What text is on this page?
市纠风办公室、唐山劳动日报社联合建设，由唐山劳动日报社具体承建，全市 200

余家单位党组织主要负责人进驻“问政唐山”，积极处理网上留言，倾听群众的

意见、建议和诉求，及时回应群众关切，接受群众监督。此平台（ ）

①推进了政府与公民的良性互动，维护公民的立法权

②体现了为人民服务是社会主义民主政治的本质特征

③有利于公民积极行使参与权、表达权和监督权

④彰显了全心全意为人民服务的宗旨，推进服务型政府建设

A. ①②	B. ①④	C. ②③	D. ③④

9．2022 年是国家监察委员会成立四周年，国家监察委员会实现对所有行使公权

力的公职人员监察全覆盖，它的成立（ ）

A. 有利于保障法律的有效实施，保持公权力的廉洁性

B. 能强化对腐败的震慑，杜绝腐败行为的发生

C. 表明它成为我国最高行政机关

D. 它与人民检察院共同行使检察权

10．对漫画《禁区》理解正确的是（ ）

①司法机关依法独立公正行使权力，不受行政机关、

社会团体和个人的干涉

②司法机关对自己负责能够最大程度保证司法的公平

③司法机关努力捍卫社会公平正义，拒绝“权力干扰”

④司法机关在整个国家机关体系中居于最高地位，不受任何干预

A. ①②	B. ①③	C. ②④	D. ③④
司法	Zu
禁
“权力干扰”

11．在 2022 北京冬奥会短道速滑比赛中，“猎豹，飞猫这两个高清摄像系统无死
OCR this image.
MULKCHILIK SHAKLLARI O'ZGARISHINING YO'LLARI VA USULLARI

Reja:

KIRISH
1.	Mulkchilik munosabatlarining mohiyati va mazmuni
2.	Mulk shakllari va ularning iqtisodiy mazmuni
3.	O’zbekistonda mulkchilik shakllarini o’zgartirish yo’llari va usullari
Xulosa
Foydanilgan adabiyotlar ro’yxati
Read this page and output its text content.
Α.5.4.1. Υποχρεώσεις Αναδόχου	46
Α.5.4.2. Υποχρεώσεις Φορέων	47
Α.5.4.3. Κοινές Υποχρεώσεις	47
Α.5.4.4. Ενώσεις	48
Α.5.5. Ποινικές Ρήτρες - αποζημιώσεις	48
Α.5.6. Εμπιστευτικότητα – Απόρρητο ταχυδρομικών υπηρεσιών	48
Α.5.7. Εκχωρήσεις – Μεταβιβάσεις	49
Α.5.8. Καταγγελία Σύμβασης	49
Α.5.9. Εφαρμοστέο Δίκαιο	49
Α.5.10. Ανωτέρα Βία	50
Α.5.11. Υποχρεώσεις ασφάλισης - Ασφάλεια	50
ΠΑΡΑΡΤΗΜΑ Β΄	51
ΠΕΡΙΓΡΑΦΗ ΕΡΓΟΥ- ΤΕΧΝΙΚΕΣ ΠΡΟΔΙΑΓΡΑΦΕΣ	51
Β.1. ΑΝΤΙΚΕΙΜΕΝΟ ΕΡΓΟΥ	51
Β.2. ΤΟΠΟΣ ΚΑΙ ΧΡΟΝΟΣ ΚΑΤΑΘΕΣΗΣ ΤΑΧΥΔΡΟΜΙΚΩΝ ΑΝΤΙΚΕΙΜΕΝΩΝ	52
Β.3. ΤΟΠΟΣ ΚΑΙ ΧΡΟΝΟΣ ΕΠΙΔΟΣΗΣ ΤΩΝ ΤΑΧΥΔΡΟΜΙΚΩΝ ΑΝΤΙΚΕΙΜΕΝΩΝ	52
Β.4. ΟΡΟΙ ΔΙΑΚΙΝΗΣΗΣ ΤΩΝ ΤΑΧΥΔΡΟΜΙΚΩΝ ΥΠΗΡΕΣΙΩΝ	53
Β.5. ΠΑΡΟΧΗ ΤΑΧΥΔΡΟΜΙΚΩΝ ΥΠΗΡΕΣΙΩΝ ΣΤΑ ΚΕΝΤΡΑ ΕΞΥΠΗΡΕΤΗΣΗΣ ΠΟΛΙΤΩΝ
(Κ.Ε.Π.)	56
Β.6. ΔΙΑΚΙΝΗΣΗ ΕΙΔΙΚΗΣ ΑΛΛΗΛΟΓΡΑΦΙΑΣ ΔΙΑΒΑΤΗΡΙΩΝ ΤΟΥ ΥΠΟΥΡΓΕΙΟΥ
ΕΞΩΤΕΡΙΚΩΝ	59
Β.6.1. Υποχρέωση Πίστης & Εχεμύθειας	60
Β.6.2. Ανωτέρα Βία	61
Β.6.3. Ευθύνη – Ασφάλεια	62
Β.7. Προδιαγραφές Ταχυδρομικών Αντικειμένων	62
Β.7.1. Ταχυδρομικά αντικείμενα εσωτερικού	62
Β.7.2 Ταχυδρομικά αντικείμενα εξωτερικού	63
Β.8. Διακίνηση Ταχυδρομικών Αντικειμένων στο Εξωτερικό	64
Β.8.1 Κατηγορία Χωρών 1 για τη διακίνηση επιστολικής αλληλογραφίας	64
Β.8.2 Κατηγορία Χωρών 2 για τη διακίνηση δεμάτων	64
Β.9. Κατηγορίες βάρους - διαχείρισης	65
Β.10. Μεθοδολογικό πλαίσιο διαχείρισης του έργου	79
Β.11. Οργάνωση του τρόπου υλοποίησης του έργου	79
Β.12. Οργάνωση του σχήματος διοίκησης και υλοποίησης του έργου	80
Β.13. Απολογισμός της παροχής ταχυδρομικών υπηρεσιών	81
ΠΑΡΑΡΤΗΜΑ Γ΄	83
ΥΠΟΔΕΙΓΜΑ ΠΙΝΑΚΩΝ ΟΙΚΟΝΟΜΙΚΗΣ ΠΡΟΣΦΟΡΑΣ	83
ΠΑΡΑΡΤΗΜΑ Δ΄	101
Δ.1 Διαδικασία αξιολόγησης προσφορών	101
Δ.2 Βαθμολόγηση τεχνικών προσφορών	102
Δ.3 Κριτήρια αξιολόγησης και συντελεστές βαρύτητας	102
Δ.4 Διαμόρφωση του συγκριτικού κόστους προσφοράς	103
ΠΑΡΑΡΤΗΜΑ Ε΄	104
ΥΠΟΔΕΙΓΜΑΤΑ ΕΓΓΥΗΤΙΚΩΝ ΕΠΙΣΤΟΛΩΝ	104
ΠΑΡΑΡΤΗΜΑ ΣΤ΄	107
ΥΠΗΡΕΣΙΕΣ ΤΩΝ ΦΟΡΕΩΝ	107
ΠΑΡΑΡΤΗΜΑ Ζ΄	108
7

■ ■ ■

» What you need to do
Return the lines above exactly, keeping every word.

» Task output
What text is on this page?
市纠风办公室、唐山劳动日报社联合建设，由唐山劳动日报社具体承建，全市 200

余家单位党组织主要负责人进驻“问政唐山”，积极处理网上留言，倾听群众的

意见、建议和诉求，及时回应群众关切，接受群众监督。此平台（ ）

①推进了政府与公民的良性互动，维护公民的立法权

②体现了为人民服务是社会主义民主政治的本质特征

③有利于公民积极行使参与权、表达权和监督权

④彰显了全心全意为人民服务的宗旨，推进服务型政府建设

A. ①②	B. ①④	C. ②③	D. ③④

9．2022 年是国家监察委员会成立四周年，国家监察委员会实现对所有行使公权

力的公职人员监察全覆盖，它的成立（ ）

A. 有利于保障法律的有效实施，保持公权力的廉洁性

B. 能强化对腐败的震慑，杜绝腐败行为的发生

C. 表明它成为我国最高行政机关

D. 它与人民检察院共同行使检察权

10．对漫画《禁区》理解正确的是（ ）

①司法机关依法独立公正行使权力，不受行政机关、

社会团体和个人的干涉

②司法机关对自己负责能够最大程度保证司法的公平

③司法机关努力捍卫社会公平正义，拒绝“权力干扰”

④司法机关在整个国家机关体系中居于最高地位，不受任何干预

A. ①②	B. ①③	C. ②④	D. ③④
司法	Zu
禁
“权力干扰”

11．在 2022 北京冬奥会短道速滑比赛中，“猎豹，飞猫这两个高清摄像系统无死
OCR this image.
MULKCHILIK SHAKLLARI O'ZGARISHINING YO'LLARI VA USULLARI

Reja:

KIRISH
1.	Mulkchilik munosabatlarining mohiyati va mazmuni
2.	Mulk shakllari va ularning iqtisodiy mazmuni
3.	O’zbekistonda mulkchilik shakllarini o’zgartirish yo’llari va usullari
Xulosa
Foydanilgan adabiyotlar ro’yxati
Read this page and output its text content.
Α.5.4.1. Υποχρεώσεις Αναδόχου	46
Α.5.4.2. Υποχρεώσεις Φορέων	47
Α.5.4.3. Κοινές Υποχρεώσεις	47
Α.5.4.4. Ενώσεις	48
Α.5.5. Ποινικές Ρήτρες - αποζημιώσεις	48
Α.5.6. Εμπιστευτικότητα – Απόρρητο ταχυδρομικών υπηρεσιών	48
Α.5.7. Εκχωρήσεις – Μεταβιβάσεις	49
Α.5.8. Καταγγελία Σύμβασης	49
Α.5.9. Εφαρμοστέο Δίκαιο	49
Α.5.10. Ανωτέρα Βία	50
Α.5.11. Υποχρεώσεις ασφάλισης - Ασφάλεια	50
ΠΑΡΑΡΤΗΜΑ Β΄	51
ΠΕΡΙΓΡΑΦΗ ΕΡΓΟΥ- ΤΕΧΝΙΚΕΣ ΠΡΟΔΙΑΓΡΑΦΕΣ	51
Β.1. ΑΝΤΙΚΕΙΜΕΝΟ ΕΡΓΟΥ	51
Β.2. ΤΟΠΟΣ ΚΑΙ ΧΡΟΝΟΣ ΚΑΤΑΘΕΣΗΣ ΤΑΧΥΔΡΟΜΙΚΩΝ ΑΝΤΙΚΕΙΜΕΝΩΝ	52
Β.3. ΤΟΠΟΣ ΚΑΙ ΧΡΟΝΟΣ ΕΠΙΔΟΣΗΣ ΤΩΝ ΤΑΧΥΔΡΟΜΙΚΩΝ ΑΝΤΙΚΕΙΜΕΝΩΝ	52
Β.4. ΟΡΟΙ ΔΙΑΚΙΝΗΣΗΣ ΤΩΝ ΤΑΧΥΔΡΟΜΙΚΩΝ ΥΠΗΡΕΣΙΩΝ	53
Β.5. ΠΑΡΟΧΗ ΤΑΧΥΔΡΟΜΙΚΩΝ ΥΠΗΡΕΣΙΩΝ ΣΤΑ ΚΕΝΤΡΑ ΕΞΥΠΗΡΕΤΗΣΗΣ ΠΟΛΙΤΩΝ
(Κ.Ε.Π.)	56
Β.6. ΔΙΑΚΙΝΗΣΗ ΕΙΔΙΚΗΣ ΑΛΛΗΛΟΓΡΑΦΙΑΣ ΔΙΑΒΑΤΗΡΙΩΝ ΤΟΥ ΥΠΟΥΡΓΕΙΟΥ
ΕΞΩΤΕΡΙΚΩΝ	59
Β.6.1. Υποχρέωση Πίστης & Εχεμύθειας	60
Β.6.2. Ανωτέρα Βία	61
Β.6.3. Ευθύνη – Ασφάλεια	62
Β.7. Προδιαγραφές Ταχυδρομικών Αντικειμένων	62
Β.7.1. Ταχυδρομικά αντικείμενα εσωτερικού	62
Β.7.2 Ταχυδρομικά αντικείμενα εξωτερικού	63
Β.8. Διακίνηση Ταχυδρομικών Αντικειμένων στο Εξωτερικό	64
Β.8.1 Κατηγορία Χωρών 1 για τη διακίνηση επιστολικής αλληλογραφίας	64
Β.8.2 Κατηγορία Χωρών 2 για τη διακίνηση δεμάτων	64
Β.9. Κατηγορίες βάρους - διαχείρισης	65
Β.10. Μεθοδολογικό πλαίσιο διαχείρισης του έργου	79
Β.11. Οργάνωση του τρόπου υλοποίησης του έργου	79
Β.12. Οργάνωση του σχήματος διοίκησης και υλοποίησης του έργου	80
Β.13. Απολογισμός της παροχής ταχυδρομικών υπηρεσιών	81
ΠΑΡΑΡΤΗΜΑ Γ΄	83
ΥΠΟΔΕΙΓΜΑ ΠΙΝΑΚΩΝ ΟΙΚΟΝΟΜΙΚΗΣ ΠΡΟΣΦΟΡΑΣ	83
ΠΑΡΑΡΤΗΜΑ Δ΄	101
Δ.1 Διαδικασία αξιολόγησης προσφορών	101
Δ.2 Βαθμολόγηση τεχνικών προσφορών	102
Δ.3 Κριτήρια αξιολόγησης και συντελεστές βαρύτητας	102
Δ.4 Διαμόρφωση του συγκριτικού κόστους προσφοράς	103
ΠΑΡΑΡΤΗΜΑ Ε΄	104
ΥΠΟΔΕΙΓΜΑΤΑ ΕΓΓΥΗΤΙΚΩΝ ΕΠΙΣΤΟΛΩΝ	104
ΠΑΡΑΡΤΗΜΑ ΣΤ΄	107
ΥΠΗΡΕΣΙΕΣ ΤΩΝ ΦΟΡΕΩΝ	107
ΠΑΡΑΡΤΗΜΑ Ζ΄	108
7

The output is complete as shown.